Problem: Find the line that contains "Transcribe the text in this document.". Output it and every line after it to the end of the records, exactly as they appear.

Stored records:

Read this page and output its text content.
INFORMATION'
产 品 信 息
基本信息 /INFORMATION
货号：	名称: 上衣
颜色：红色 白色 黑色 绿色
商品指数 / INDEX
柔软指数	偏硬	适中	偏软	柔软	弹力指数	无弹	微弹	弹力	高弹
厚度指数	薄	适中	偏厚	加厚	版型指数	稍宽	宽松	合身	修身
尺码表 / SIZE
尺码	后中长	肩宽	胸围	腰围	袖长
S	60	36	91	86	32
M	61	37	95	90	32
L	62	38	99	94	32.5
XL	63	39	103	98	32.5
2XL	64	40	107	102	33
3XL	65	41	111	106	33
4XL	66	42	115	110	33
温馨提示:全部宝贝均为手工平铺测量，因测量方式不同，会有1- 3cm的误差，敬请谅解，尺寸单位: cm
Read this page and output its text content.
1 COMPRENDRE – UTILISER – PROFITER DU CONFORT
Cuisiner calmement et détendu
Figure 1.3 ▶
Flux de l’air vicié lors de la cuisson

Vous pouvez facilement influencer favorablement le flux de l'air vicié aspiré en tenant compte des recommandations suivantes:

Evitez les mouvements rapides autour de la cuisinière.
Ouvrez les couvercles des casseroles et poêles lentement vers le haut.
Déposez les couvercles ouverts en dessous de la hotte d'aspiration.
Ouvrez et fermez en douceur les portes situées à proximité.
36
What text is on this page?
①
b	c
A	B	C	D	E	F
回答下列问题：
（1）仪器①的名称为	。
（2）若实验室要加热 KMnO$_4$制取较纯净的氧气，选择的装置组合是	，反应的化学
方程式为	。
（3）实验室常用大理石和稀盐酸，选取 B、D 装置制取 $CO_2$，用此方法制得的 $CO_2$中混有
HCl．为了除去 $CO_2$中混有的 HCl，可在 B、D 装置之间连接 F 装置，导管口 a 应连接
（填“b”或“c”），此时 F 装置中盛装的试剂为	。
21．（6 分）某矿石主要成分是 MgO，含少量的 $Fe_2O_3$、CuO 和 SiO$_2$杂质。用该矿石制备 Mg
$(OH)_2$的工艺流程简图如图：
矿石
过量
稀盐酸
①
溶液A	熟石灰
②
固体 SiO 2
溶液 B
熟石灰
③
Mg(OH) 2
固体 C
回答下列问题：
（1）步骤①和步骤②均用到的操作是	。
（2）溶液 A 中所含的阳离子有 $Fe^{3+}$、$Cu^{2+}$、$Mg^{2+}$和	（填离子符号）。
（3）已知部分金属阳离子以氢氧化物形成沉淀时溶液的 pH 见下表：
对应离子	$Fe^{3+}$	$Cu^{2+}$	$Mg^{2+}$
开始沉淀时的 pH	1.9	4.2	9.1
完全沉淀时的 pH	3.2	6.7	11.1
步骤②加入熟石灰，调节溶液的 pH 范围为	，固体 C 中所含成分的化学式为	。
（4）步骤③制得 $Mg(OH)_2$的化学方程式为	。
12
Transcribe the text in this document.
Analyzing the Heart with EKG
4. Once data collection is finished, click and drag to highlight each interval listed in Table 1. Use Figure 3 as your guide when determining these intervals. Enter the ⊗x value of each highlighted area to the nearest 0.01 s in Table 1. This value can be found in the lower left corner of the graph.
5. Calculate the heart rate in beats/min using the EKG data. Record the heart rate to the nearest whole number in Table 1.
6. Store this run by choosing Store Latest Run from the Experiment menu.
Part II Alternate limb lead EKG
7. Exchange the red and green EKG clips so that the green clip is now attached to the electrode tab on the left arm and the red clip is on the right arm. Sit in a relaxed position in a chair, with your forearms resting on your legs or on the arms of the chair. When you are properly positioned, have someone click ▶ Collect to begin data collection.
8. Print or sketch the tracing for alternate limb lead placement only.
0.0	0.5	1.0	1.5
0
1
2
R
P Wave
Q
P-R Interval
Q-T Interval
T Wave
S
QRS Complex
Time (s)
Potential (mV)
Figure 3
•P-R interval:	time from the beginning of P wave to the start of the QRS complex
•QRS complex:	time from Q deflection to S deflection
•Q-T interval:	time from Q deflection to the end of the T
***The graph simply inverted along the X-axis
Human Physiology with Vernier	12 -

Task output:
Transcribe the text in this document.
Analyzing the Heart with EKG
4. Once data collection is finished, click and drag to highlight each interval listed in Table 1. Use Figure 3 as your guide when determining these intervals. Enter the ⊗x value of each highlighted area to the nearest 0.01 s in Table 1. This value can be found in the lower left corner of the graph.
5. Calculate the heart rate in beats/min using the EKG data. Record the heart rate to the nearest whole number in Table 1.
6. Store this run by choosing Store Latest Run from the Experiment menu.
Part II Alternate limb lead EKG
7. Exchange the red and green EKG clips so that the green clip is now attached to the electrode tab on the left arm and the red clip is on the right arm. Sit in a relaxed position in a chair, with your forearms resting on your legs or on the arms of the chair. When you are properly positioned, have someone click ▶ Collect to begin data collection.
8. Print or sketch the tracing for alternate limb lead placement only.
0.0	0.5	1.0	1.5
0
1
2
R
P Wave
Q
P-R Interval
Q-T Interval
T Wave
S
QRS Complex
Time (s)
Potential (mV)
Figure 3
•P-R interval:	time from the beginning of P wave to the start of the QRS complex
•QRS complex:	time from Q deflection to S deflection
•Q-T interval:	time from Q deflection to the end of the T
***The graph simply inverted along the X-axis
Human Physiology with Vernier	12 -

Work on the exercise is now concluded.